CHALLENGE: Report the number of lines containing "minuten", with no other words.

Items listed in a dataset:
━━━━━━━━
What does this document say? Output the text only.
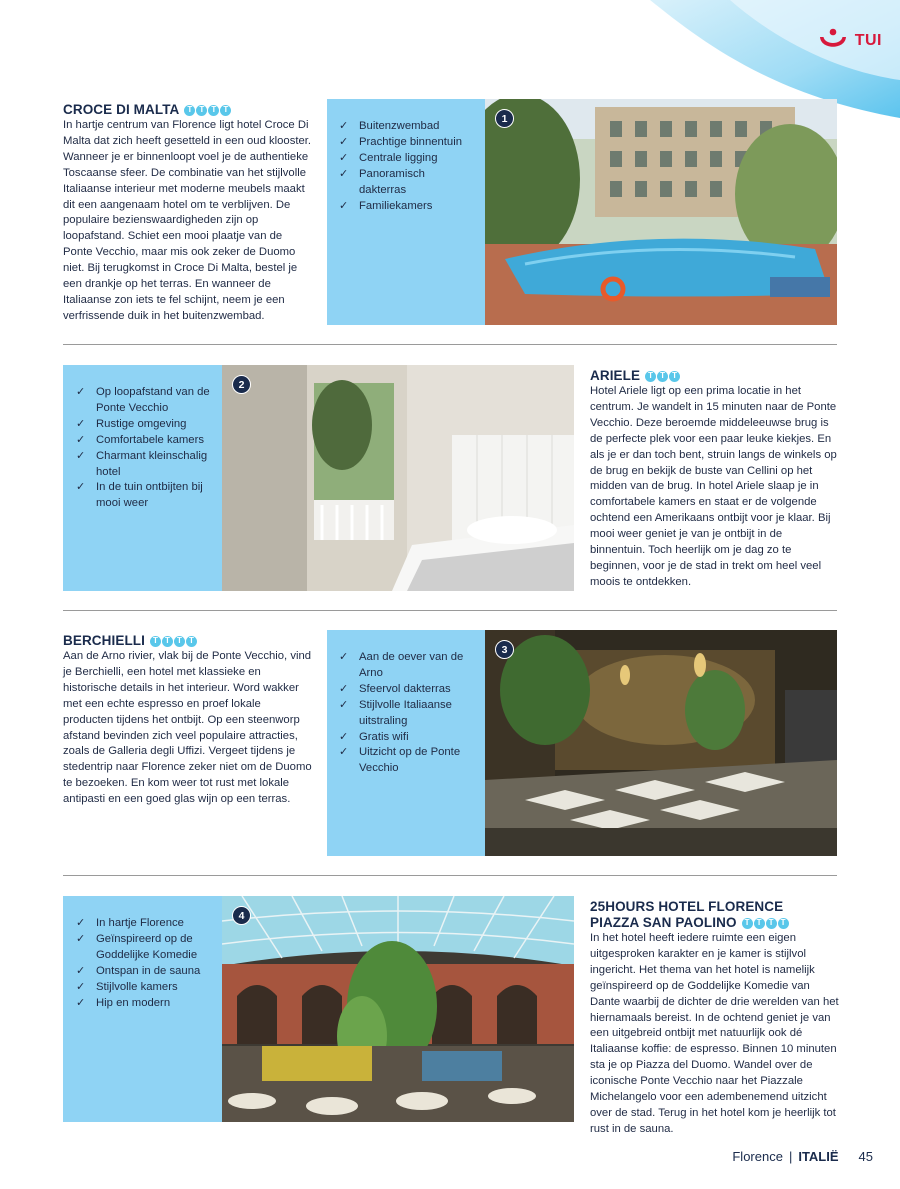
TUI
CROCE DI MALTA T T T T

In hartje centrum van Florence ligt hotel Croce Di Malta dat zich heeft gesetteld in een oud klooster. Wanneer je er binnenloopt voel je de authentieke Toscaanse sfeer. De combinatie van het stijlvolle Italiaanse interieur met moderne meubels maakt dit een aangenaam hotel om te verblijven. De populaire bezienswaardigheden zijn op loopafstand. Schiet een mooi plaatje van de Ponte Vecchio, maar mis ook zeker de Duomo niet. Bij terugkomst in Croce Di Malta, bestel je een drankje op het terras. En wanneer de Italiaanse zon iets te fel schijnt, neem je een verfrissende duik in het buitenzwembad.

✓ Buitenzwembad
✓ Prachtige binnentuin
✓ Centrale ligging
✓ Panoramisch dakterras
✓ Familiekamers
1
✓ Op loopafstand van de Ponte Vecchio
✓ Rustige omgeving
✓ Comfortabele kamers
✓ Charmant kleinschalig hotel
✓ In de tuin ontbijten bij mooi weer
2
ARIELE T T T

Hotel Ariele ligt op een prima locatie in het centrum. Je wandelt in 15 minuten naar de Ponte Vecchio. Deze beroemde middeleeuwse brug is de perfecte plek voor een paar leuke kiekjes. En als je er dan toch bent, struin langs de winkels op de brug en bekijk de buste van Cellini op het midden van de brug. In hotel Ariele slaap je in comfortabele kamers en staat er de volgende ochtend een Amerikaans ontbijt voor je klaar. Bij mooi weer geniet je van je ontbijt in de binnentuin. Toch heerlijk om je dag zo te beginnen, voor je de stad in trekt om heel veel moois te ontdekken.

BERCHIELLI T T T T

Aan de Arno rivier, vlak bij de Ponte Vecchio, vind je Berchielli, een hotel met klassieke en historische details in het interieur. Word wakker met een echte espresso en proef lokale producten tijdens het ontbijt. Op een steenworp afstand bevinden zich veel populaire attracties, zoals de Galleria degli Uffizi. Vergeet tijdens je stedentrip naar Florence zeker niet om de Duomo te bezoeken. En kom weer tot rust met lokale antipasti en een goed glas wijn op een terras.

✓ Aan de oever van de Arno
✓ Sfeervol dakterras
✓ Stijlvolle Italiaanse uitstraling
✓ Gratis wifi
✓ Uitzicht op de Ponte Vecchio
3
✓ In hartje Florence
✓ Geïnspireerd op de Goddelijke Komedie
✓ Ontspan in de sauna
✓ Stijlvolle kamers
✓ Hip en modern
4
25HOURS HOTEL FLORENCE
PIAZZA SAN PAOLINO T T T T

In het hotel heeft iedere ruimte een eigen uitgesproken karakter en je kamer is stijlvol ingericht. Het thema van het hotel is namelijk geïnspireerd op de Goddelijke Komedie van Dante waarbij de dichter de drie werelden van het hiernamaals bereist. In de ochtend geniet je van een uitgebreid ontbijt met natuurlijk ook dé Italiaanse koffie: de espresso. Binnen 10 minuten sta je op Piazza del Duomo. Wandel over de iconische Ponte Vecchio naar het Piazzale Michelangelo voor een adembenemend uitzicht over de stad. Terug in het hotel kom je heerlijk tot rust in de sauna.

Florence | ITALIË 45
━━━━━━━━
EXERCISE RESPONSE: 2